**TASK REQUIREMENTS**
Isolate every line in the data with the string "this" and copy it.

**INPUT DATA**
┌──

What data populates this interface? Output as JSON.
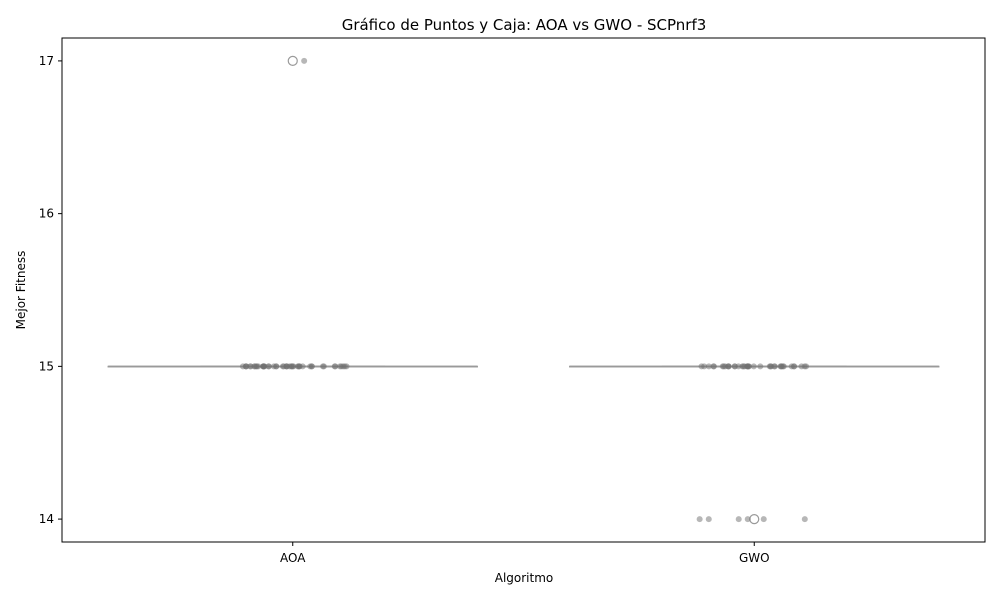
{
  "chart_data": {
    "type": "box",
    "title": "Gráfico de Puntos y Caja: AOA vs GWO - SCPnrf3",
    "xlabel": "Algoritmo",
    "ylabel": "Mejor Fitness",
    "categories": [
      "AOA",
      "GWO"
    ],
    "y_ticks": [
      14,
      15,
      16,
      17
    ],
    "ylim": [
      13.85,
      17.15
    ],
    "grid": false,
    "boxes": [
      {
        "category": "AOA",
        "q1": 15,
        "median": 15,
        "q3": 15,
        "whisker_low": 15,
        "whisker_high": 15,
        "outliers": [
          17
        ]
      },
      {
        "category": "GWO",
        "q1": 15,
        "median": 15,
        "q3": 15,
        "whisker_low": 15,
        "whisker_high": 15,
        "outliers": [
          14
        ]
      }
    ],
    "points": [
      {
        "category": "AOA",
        "values": [
          15,
          15,
          15,
          15,
          15,
          15,
          15,
          15,
          15,
          15,
          15,
          15,
          15,
          15,
          15,
          15,
          15,
          15,
          15,
          15,
          15,
          15,
          15,
          15,
          15,
          15,
          15,
          15,
          15,
          15,
          15,
          15,
          15,
          15,
          15,
          15,
          15,
          15,
          15,
          15,
          15,
          15,
          15,
          15,
          15,
          15,
          15,
          15,
          17
        ]
      },
      {
        "category": "GWO",
        "values": [
          15,
          15,
          15,
          15,
          15,
          15,
          15,
          15,
          15,
          15,
          15,
          15,
          15,
          15,
          15,
          15,
          15,
          15,
          15,
          15,
          15,
          15,
          15,
          15,
          15,
          15,
          15,
          15,
          15,
          15,
          15,
          15,
          15,
          15,
          15,
          15,
          15,
          15,
          15,
          15,
          14,
          14,
          14,
          14,
          14,
          14
        ]
      }
    ],
    "colors": {
      "box": "#9a9a9a",
      "point": "#707070",
      "axis": "#000000"
    }
  }
}
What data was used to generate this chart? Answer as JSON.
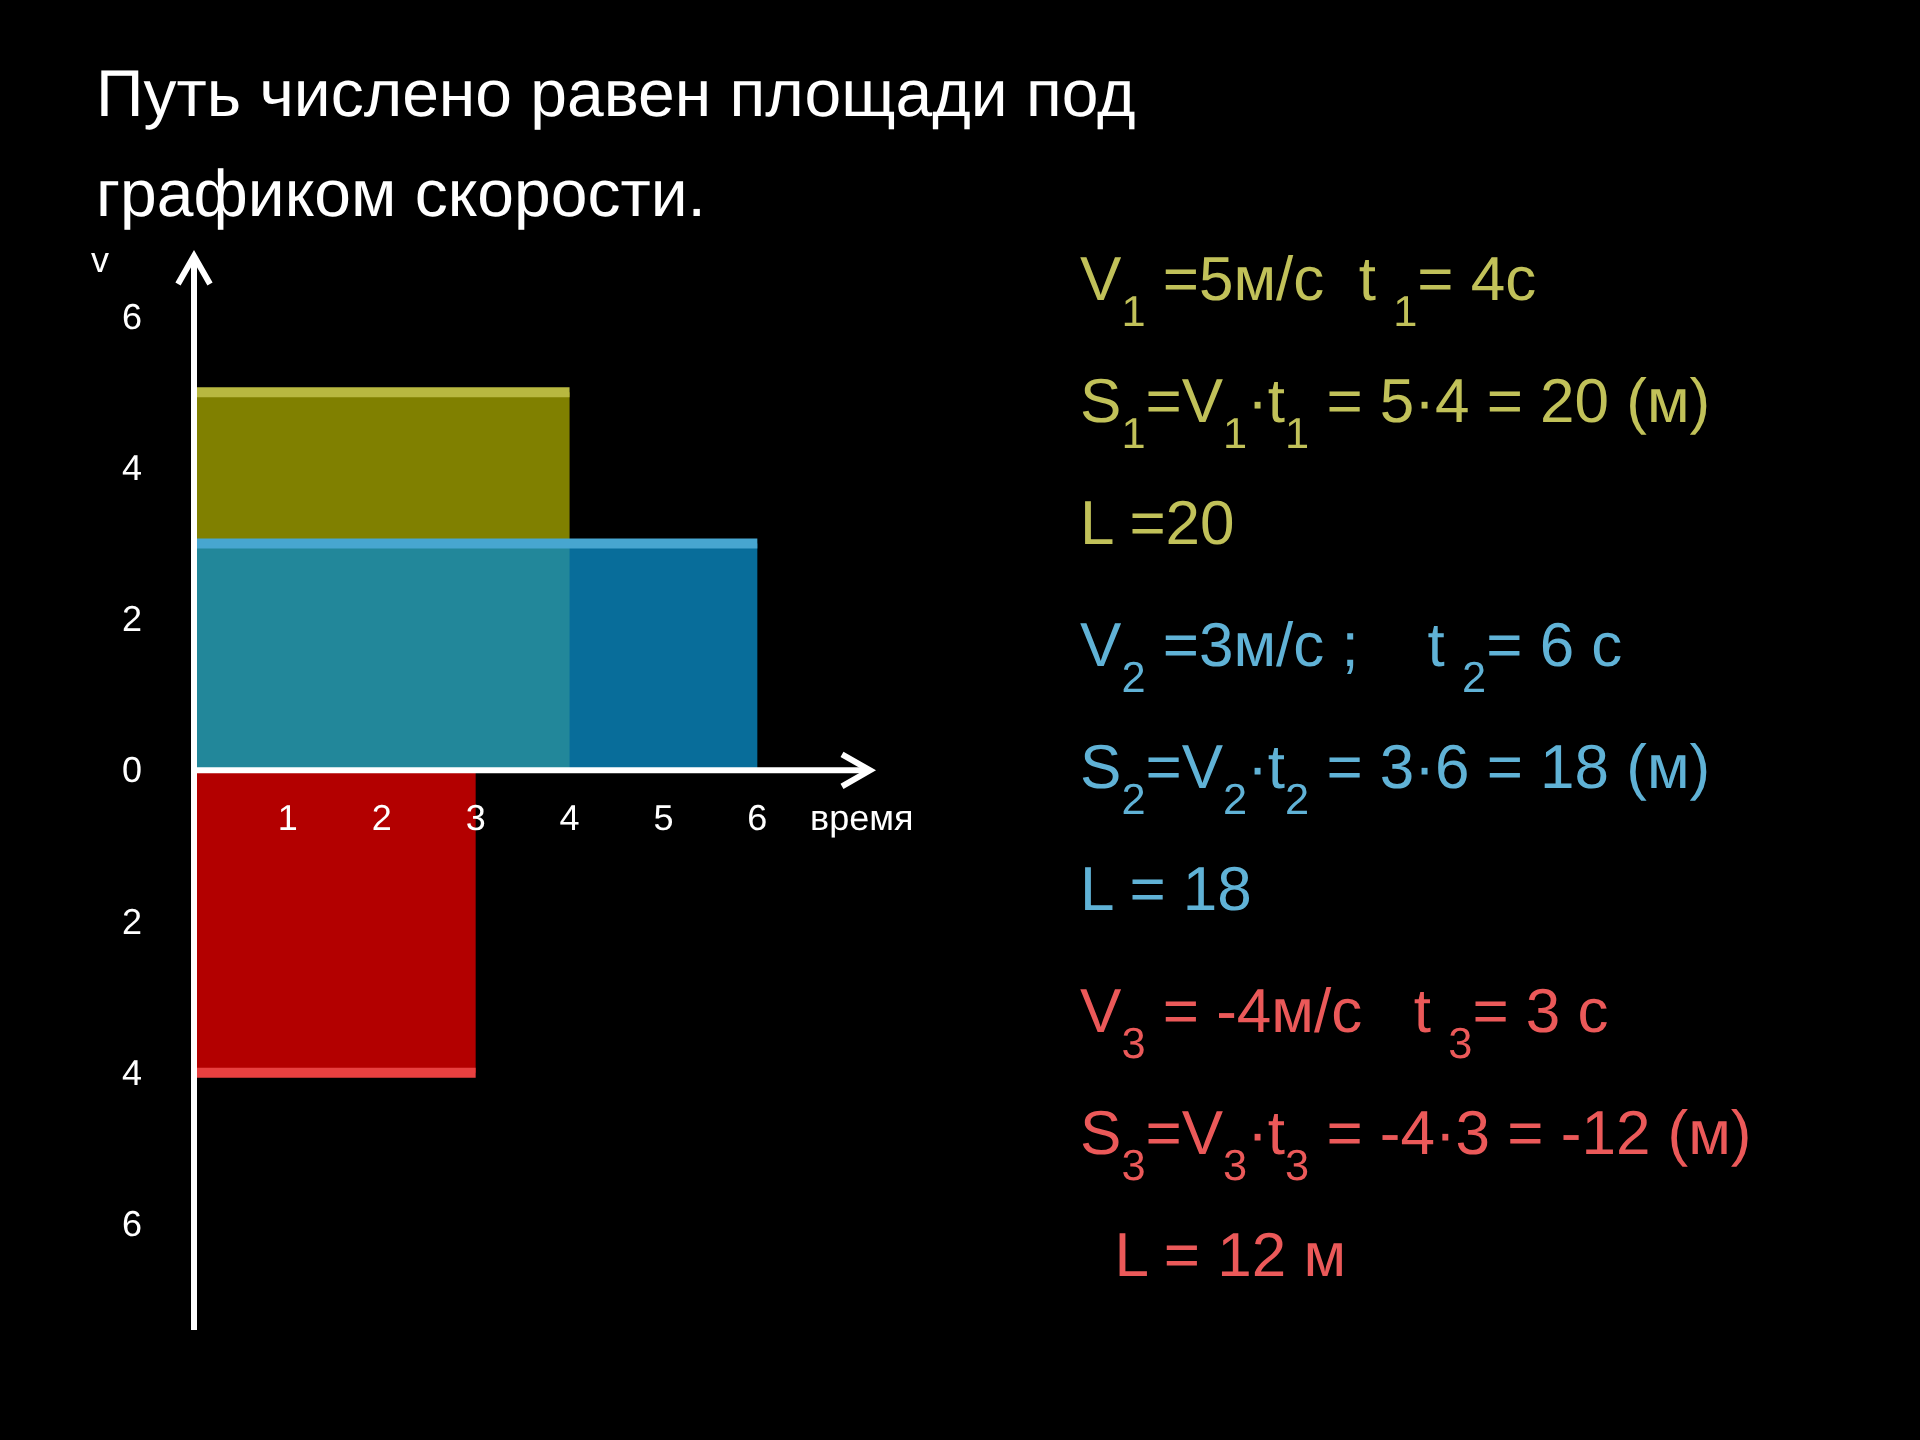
{
  "chart_data": {
    "type": "area",
    "title": "Путь числено равен площади под графиком скорости.",
    "xlabel": "время",
    "ylabel": "v",
    "xlim": [
      0,
      7.2
    ],
    "ylim": [
      -7.4,
      6.8
    ],
    "xticks": [
      1,
      2,
      3,
      4,
      5,
      6
    ],
    "yticks": [
      {
        "value": -6,
        "label": "6"
      },
      {
        "value": -4,
        "label": "4"
      },
      {
        "value": -2,
        "label": "2"
      },
      0,
      2,
      4,
      6
    ],
    "series": [
      {
        "type": "area",
        "color": "#a0a000",
        "x": [
          0,
          4
        ],
        "values": [
          5,
          5
        ]
      },
      {
        "type": "area",
        "color": "#0a88c0",
        "x": [
          0,
          6
        ],
        "values": [
          3,
          3
        ]
      },
      {
        "type": "area",
        "color": "#e00000",
        "x": [
          0,
          3
        ],
        "values": [
          -4,
          -4
        ]
      }
    ],
    "annotations": [
      "V$_{1}$ =5м/с  t $_{1}$= 4с",
      "S$_{1}$=V$_{1}$·t$_{1}$ = 5·4 = 20 (м)",
      "L =20",
      "V$_{2}$ =3м/с ;    t $_{2}$= 6 с",
      "S$_{2}$=V$_{2}$·t$_{2}$ = 3·6 = 18 (м)",
      "L = 18",
      "V$_{3}$ = -4м/с   t $_{3}$= 3 с",
      "S$_{3}$=V$_{3}$·t$_{3}$ = -4·3 = -12 (м)",
      "  L = 12 м"
    ]
  }
}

└──

**PROBLEM SOLUTION**
What data populates this interface? Output as JSON.
What data was used to generate this chart? Answer as JSON.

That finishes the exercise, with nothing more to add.